• [GIVEN INSTRUCTION]:
Write out the full listing exactly as given, minus the images.
--- START OF DATASET RECORDS ---
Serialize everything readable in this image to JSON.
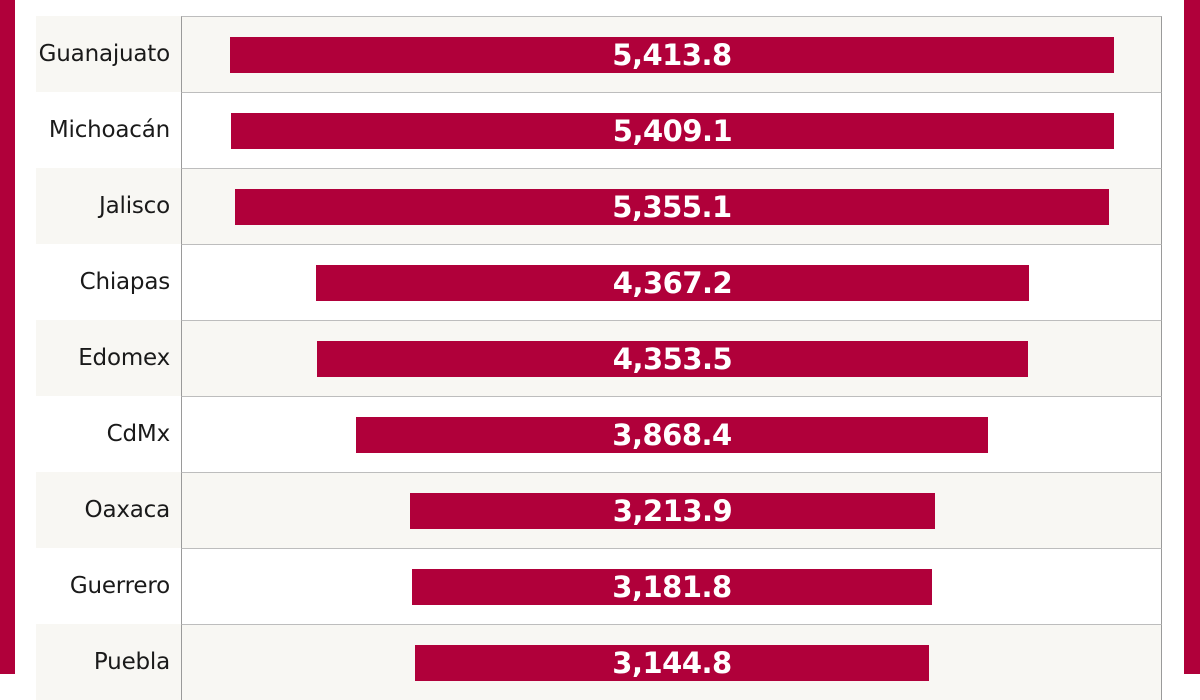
{
  "colors": {
    "bar": "#b0003a",
    "frame": "#b0003a",
    "row_alt": "#f8f7f3",
    "row": "#ffffff"
  },
  "chart_data": {
    "type": "bar",
    "orientation": "horizontal",
    "title": "",
    "xlabel": "",
    "ylabel": "",
    "categories": [
      "Guanajuato",
      "Michoacán",
      "Jalisco",
      "Chiapas",
      "Edomex",
      "CdMx",
      "Oaxaca",
      "Guerrero",
      "Puebla"
    ],
    "values": [
      5413.8,
      5409.1,
      5355.1,
      4367.2,
      4353.5,
      3868.4,
      3213.9,
      3181.8,
      3144.8
    ],
    "value_labels": [
      "5,413.8",
      "5,409.1",
      "5,355.1",
      "4,367.2",
      "4,353.5",
      "3,868.4",
      "3,213.9",
      "3,181.8",
      "3,144.8"
    ],
    "bar_alignment": "centered",
    "data_labels": "inside bar, centered, white bold",
    "grid": false,
    "legend": null
  }
}
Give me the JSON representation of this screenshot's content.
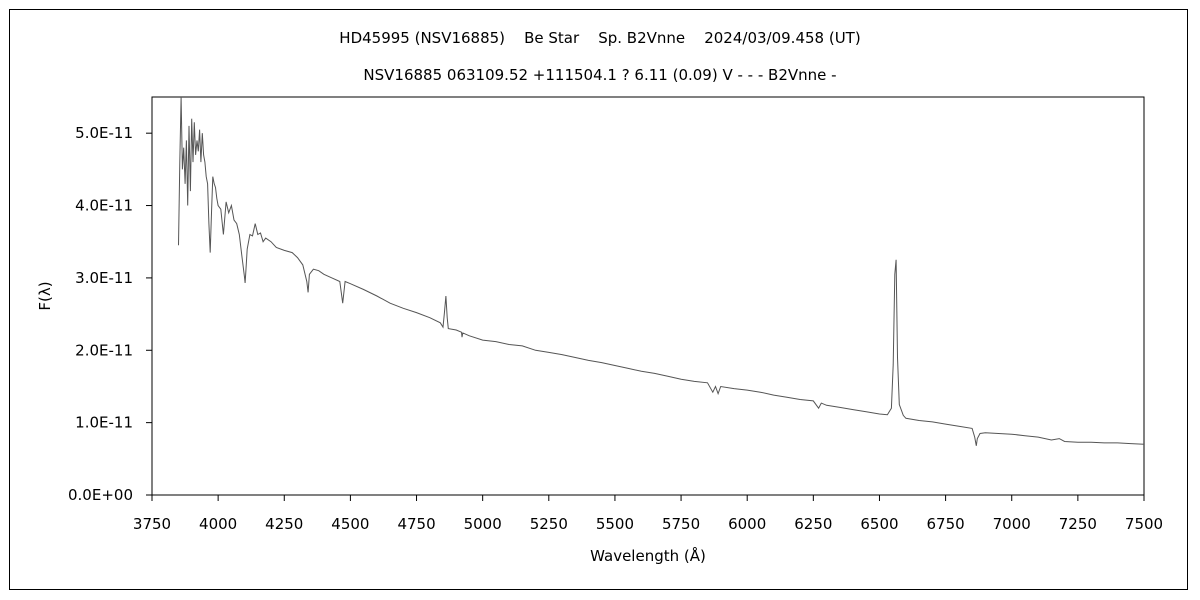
{
  "chart_data": {
    "type": "line",
    "title": "HD45995 (NSV16885)    Be Star    Sp. B2Vnne    2024/03/09.458 (UT)",
    "subtitle": "NSV16885 063109.52 +111504.1 ? 6.11 (0.09) V - - - B2Vnne -",
    "xlabel": "Wavelength (Å)",
    "ylabel": "F(λ)",
    "xlim": [
      3750,
      7500
    ],
    "ylim": [
      0,
      5.5e-11
    ],
    "x_ticks": [
      3750,
      4000,
      4250,
      4500,
      4750,
      5000,
      5250,
      5500,
      5750,
      6000,
      6250,
      6500,
      6750,
      7000,
      7250,
      7500
    ],
    "x_tick_labels": [
      "3750",
      "4000",
      "4250",
      "4500",
      "4750",
      "5000",
      "5250",
      "5500",
      "5750",
      "6000",
      "6250",
      "6500",
      "6750",
      "7000",
      "7250",
      "7500"
    ],
    "y_ticks": [
      0,
      1e-11,
      2e-11,
      3e-11,
      4e-11,
      5e-11
    ],
    "y_tick_labels": [
      "0.0E+00",
      "1.0E-11",
      "2.0E-11",
      "3.0E-11",
      "4.0E-11",
      "5.0E-11"
    ],
    "grid": false,
    "series_color": "#555555",
    "series": [
      {
        "x": [
          3850,
          3855,
          3860,
          3865,
          3870,
          3875,
          3880,
          3885,
          3890,
          3895,
          3900,
          3905,
          3910,
          3915,
          3920,
          3925,
          3930,
          3935,
          3940,
          3945,
          3950,
          3955,
          3960,
          3965,
          3970,
          3975,
          3980,
          3985,
          3990,
          3995,
          4000,
          4010,
          4020,
          4030,
          4040,
          4050,
          4060,
          4070,
          4080,
          4090,
          4100,
          4102,
          4105,
          4110,
          4120,
          4130,
          4140,
          4150,
          4160,
          4170,
          4180,
          4200,
          4220,
          4250,
          4280,
          4300,
          4320,
          4335,
          4340,
          4345,
          4360,
          4380,
          4400,
          4430,
          4460,
          4471,
          4480,
          4500,
          4550,
          4600,
          4650,
          4700,
          4750,
          4800,
          4840,
          4850,
          4855,
          4861,
          4866,
          4870,
          4900,
          4920,
          4922,
          4925,
          4950,
          5000,
          5050,
          5100,
          5150,
          5200,
          5250,
          5300,
          5350,
          5400,
          5450,
          5500,
          5550,
          5600,
          5650,
          5700,
          5750,
          5800,
          5850,
          5870,
          5880,
          5890,
          5900,
          5950,
          6000,
          6050,
          6100,
          6150,
          6200,
          6250,
          6270,
          6280,
          6300,
          6350,
          6400,
          6450,
          6500,
          6530,
          6545,
          6552,
          6558,
          6563,
          6568,
          6575,
          6590,
          6600,
          6650,
          6700,
          6750,
          6800,
          6850,
          6860,
          6866,
          6870,
          6880,
          6900,
          6950,
          7000,
          7050,
          7100,
          7150,
          7180,
          7200,
          7250,
          7300,
          7350,
          7400,
          7450,
          7500
        ],
        "y": [
          3.45e-11,
          4.6e-11,
          5.5e-11,
          4.5e-11,
          4.8e-11,
          4.3e-11,
          4.9e-11,
          4e-11,
          5.1e-11,
          4.2e-11,
          5.2e-11,
          4.6e-11,
          5.15e-11,
          4.7e-11,
          4.9e-11,
          4.75e-11,
          5.05e-11,
          4.6e-11,
          5e-11,
          4.7e-11,
          4.6e-11,
          4.4e-11,
          4.3e-11,
          3.75e-11,
          3.35e-11,
          3.9e-11,
          4.4e-11,
          4.3e-11,
          4.25e-11,
          4.1e-11,
          4e-11,
          3.95e-11,
          3.6e-11,
          4.05e-11,
          3.9e-11,
          4e-11,
          3.8e-11,
          3.75e-11,
          3.6e-11,
          3.3e-11,
          3e-11,
          2.93e-11,
          3.1e-11,
          3.4e-11,
          3.6e-11,
          3.58e-11,
          3.75e-11,
          3.6e-11,
          3.62e-11,
          3.5e-11,
          3.55e-11,
          3.5e-11,
          3.42e-11,
          3.38e-11,
          3.35e-11,
          3.28e-11,
          3.18e-11,
          2.95e-11,
          2.8e-11,
          3.05e-11,
          3.12e-11,
          3.1e-11,
          3.05e-11,
          3e-11,
          2.95e-11,
          2.65e-11,
          2.95e-11,
          2.92e-11,
          2.84e-11,
          2.75e-11,
          2.65e-11,
          2.58e-11,
          2.52e-11,
          2.45e-11,
          2.38e-11,
          2.32e-11,
          2.5e-11,
          2.75e-11,
          2.45e-11,
          2.3e-11,
          2.28e-11,
          2.25e-11,
          2.18e-11,
          2.24e-11,
          2.2e-11,
          2.14e-11,
          2.12e-11,
          2.08e-11,
          2.06e-11,
          2e-11,
          1.97e-11,
          1.94e-11,
          1.9e-11,
          1.86e-11,
          1.83e-11,
          1.79e-11,
          1.75e-11,
          1.71e-11,
          1.68e-11,
          1.64e-11,
          1.6e-11,
          1.57e-11,
          1.55e-11,
          1.42e-11,
          1.5e-11,
          1.4e-11,
          1.5e-11,
          1.47e-11,
          1.45e-11,
          1.42e-11,
          1.38e-11,
          1.35e-11,
          1.32e-11,
          1.3e-11,
          1.2e-11,
          1.27e-11,
          1.24e-11,
          1.21e-11,
          1.18e-11,
          1.15e-11,
          1.12e-11,
          1.11e-11,
          1.2e-11,
          1.8e-11,
          3.05e-11,
          3.25e-11,
          1.9e-11,
          1.25e-11,
          1.1e-11,
          1.06e-11,
          1.03e-11,
          1.01e-11,
          9.8e-12,
          9.5e-12,
          9.2e-12,
          8e-12,
          6.8e-12,
          7.8e-12,
          8.5e-12,
          8.6e-12,
          8.5e-12,
          8.4e-12,
          8.2e-12,
          8e-12,
          7.6e-12,
          7.8e-12,
          7.4e-12,
          7.3e-12,
          7.3e-12,
          7.2e-12,
          7.2e-12,
          7.1e-12,
          7e-12
        ]
      }
    ]
  }
}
--- END OF DATASET RECORDS ---
• [CORRECT ANSWER]:
Serialize everything readable in this image to JSON.
{
  "colors": {
    "bar": "#b0003a",
    "frame": "#b0003a",
    "row_alt": "#f8f7f3",
    "row": "#ffffff"
  },
  "chart_data": {
    "type": "bar",
    "orientation": "horizontal",
    "title": "",
    "xlabel": "",
    "ylabel": "",
    "categories": [
      "Guanajuato",
      "Michoacán",
      "Jalisco",
      "Chiapas",
      "Edomex",
      "CdMx",
      "Oaxaca",
      "Guerrero",
      "Puebla"
    ],
    "values": [
      5413.8,
      5409.1,
      5355.1,
      4367.2,
      4353.5,
      3868.4,
      3213.9,
      3181.8,
      3144.8
    ],
    "value_labels": [
      "5,413.8",
      "5,409.1",
      "5,355.1",
      "4,367.2",
      "4,353.5",
      "3,868.4",
      "3,213.9",
      "3,181.8",
      "3,144.8"
    ],
    "bar_alignment": "centered",
    "data_labels": "inside bar, centered, white bold",
    "grid": false,
    "legend": null
  }
}
Give me the JSON representation of this screenshot's content.
{
  "chart_data": {
    "type": "line",
    "title": "HD45995 (NSV16885)    Be Star    Sp. B2Vnne    2024/03/09.458 (UT)",
    "subtitle": "NSV16885 063109.52 +111504.1 ? 6.11 (0.09) V - - - B2Vnne -",
    "xlabel": "Wavelength (Å)",
    "ylabel": "F(λ)",
    "xlim": [
      3750,
      7500
    ],
    "ylim": [
      0,
      5.5e-11
    ],
    "x_ticks": [
      3750,
      4000,
      4250,
      4500,
      4750,
      5000,
      5250,
      5500,
      5750,
      6000,
      6250,
      6500,
      6750,
      7000,
      7250,
      7500
    ],
    "x_tick_labels": [
      "3750",
      "4000",
      "4250",
      "4500",
      "4750",
      "5000",
      "5250",
      "5500",
      "5750",
      "6000",
      "6250",
      "6500",
      "6750",
      "7000",
      "7250",
      "7500"
    ],
    "y_ticks": [
      0,
      1e-11,
      2e-11,
      3e-11,
      4e-11,
      5e-11
    ],
    "y_tick_labels": [
      "0.0E+00",
      "1.0E-11",
      "2.0E-11",
      "3.0E-11",
      "4.0E-11",
      "5.0E-11"
    ],
    "grid": false,
    "series_color": "#555555",
    "series": [
      {
        "x": [
          3850,
          3855,
          3860,
          3865,
          3870,
          3875,
          3880,
          3885,
          3890,
          3895,
          3900,
          3905,
          3910,
          3915,
          3920,
          3925,
          3930,
          3935,
          3940,
          3945,
          3950,
          3955,
          3960,
          3965,
          3970,
          3975,
          3980,
          3985,
          3990,
          3995,
          4000,
          4010,
          4020,
          4030,
          4040,
          4050,
          4060,
          4070,
          4080,
          4090,
          4100,
          4102,
          4105,
          4110,
          4120,
          4130,
          4140,
          4150,
          4160,
          4170,
          4180,
          4200,
          4220,
          4250,
          4280,
          4300,
          4320,
          4335,
          4340,
          4345,
          4360,
          4380,
          4400,
          4430,
          4460,
          4471,
          4480,
          4500,
          4550,
          4600,
          4650,
          4700,
          4750,
          4800,
          4840,
          4850,
          4855,
          4861,
          4866,
          4870,
          4900,
          4920,
          4922,
          4925,
          4950,
          5000,
          5050,
          5100,
          5150,
          5200,
          5250,
          5300,
          5350,
          5400,
          5450,
          5500,
          5550,
          5600,
          5650,
          5700,
          5750,
          5800,
          5850,
          5870,
          5880,
          5890,
          5900,
          5950,
          6000,
          6050,
          6100,
          6150,
          6200,
          6250,
          6270,
          6280,
          6300,
          6350,
          6400,
          6450,
          6500,
          6530,
          6545,
          6552,
          6558,
          6563,
          6568,
          6575,
          6590,
          6600,
          6650,
          6700,
          6750,
          6800,
          6850,
          6860,
          6866,
          6870,
          6880,
          6900,
          6950,
          7000,
          7050,
          7100,
          7150,
          7180,
          7200,
          7250,
          7300,
          7350,
          7400,
          7450,
          7500
        ],
        "y": [
          3.45e-11,
          4.6e-11,
          5.5e-11,
          4.5e-11,
          4.8e-11,
          4.3e-11,
          4.9e-11,
          4e-11,
          5.1e-11,
          4.2e-11,
          5.2e-11,
          4.6e-11,
          5.15e-11,
          4.7e-11,
          4.9e-11,
          4.75e-11,
          5.05e-11,
          4.6e-11,
          5e-11,
          4.7e-11,
          4.6e-11,
          4.4e-11,
          4.3e-11,
          3.75e-11,
          3.35e-11,
          3.9e-11,
          4.4e-11,
          4.3e-11,
          4.25e-11,
          4.1e-11,
          4e-11,
          3.95e-11,
          3.6e-11,
          4.05e-11,
          3.9e-11,
          4e-11,
          3.8e-11,
          3.75e-11,
          3.6e-11,
          3.3e-11,
          3e-11,
          2.93e-11,
          3.1e-11,
          3.4e-11,
          3.6e-11,
          3.58e-11,
          3.75e-11,
          3.6e-11,
          3.62e-11,
          3.5e-11,
          3.55e-11,
          3.5e-11,
          3.42e-11,
          3.38e-11,
          3.35e-11,
          3.28e-11,
          3.18e-11,
          2.95e-11,
          2.8e-11,
          3.05e-11,
          3.12e-11,
          3.1e-11,
          3.05e-11,
          3e-11,
          2.95e-11,
          2.65e-11,
          2.95e-11,
          2.92e-11,
          2.84e-11,
          2.75e-11,
          2.65e-11,
          2.58e-11,
          2.52e-11,
          2.45e-11,
          2.38e-11,
          2.32e-11,
          2.5e-11,
          2.75e-11,
          2.45e-11,
          2.3e-11,
          2.28e-11,
          2.25e-11,
          2.18e-11,
          2.24e-11,
          2.2e-11,
          2.14e-11,
          2.12e-11,
          2.08e-11,
          2.06e-11,
          2e-11,
          1.97e-11,
          1.94e-11,
          1.9e-11,
          1.86e-11,
          1.83e-11,
          1.79e-11,
          1.75e-11,
          1.71e-11,
          1.68e-11,
          1.64e-11,
          1.6e-11,
          1.57e-11,
          1.55e-11,
          1.42e-11,
          1.5e-11,
          1.4e-11,
          1.5e-11,
          1.47e-11,
          1.45e-11,
          1.42e-11,
          1.38e-11,
          1.35e-11,
          1.32e-11,
          1.3e-11,
          1.2e-11,
          1.27e-11,
          1.24e-11,
          1.21e-11,
          1.18e-11,
          1.15e-11,
          1.12e-11,
          1.11e-11,
          1.2e-11,
          1.8e-11,
          3.05e-11,
          3.25e-11,
          1.9e-11,
          1.25e-11,
          1.1e-11,
          1.06e-11,
          1.03e-11,
          1.01e-11,
          9.8e-12,
          9.5e-12,
          9.2e-12,
          8e-12,
          6.8e-12,
          7.8e-12,
          8.5e-12,
          8.6e-12,
          8.5e-12,
          8.4e-12,
          8.2e-12,
          8e-12,
          7.6e-12,
          7.8e-12,
          7.4e-12,
          7.3e-12,
          7.3e-12,
          7.2e-12,
          7.2e-12,
          7.1e-12,
          7e-12
        ]
      }
    ]
  }
}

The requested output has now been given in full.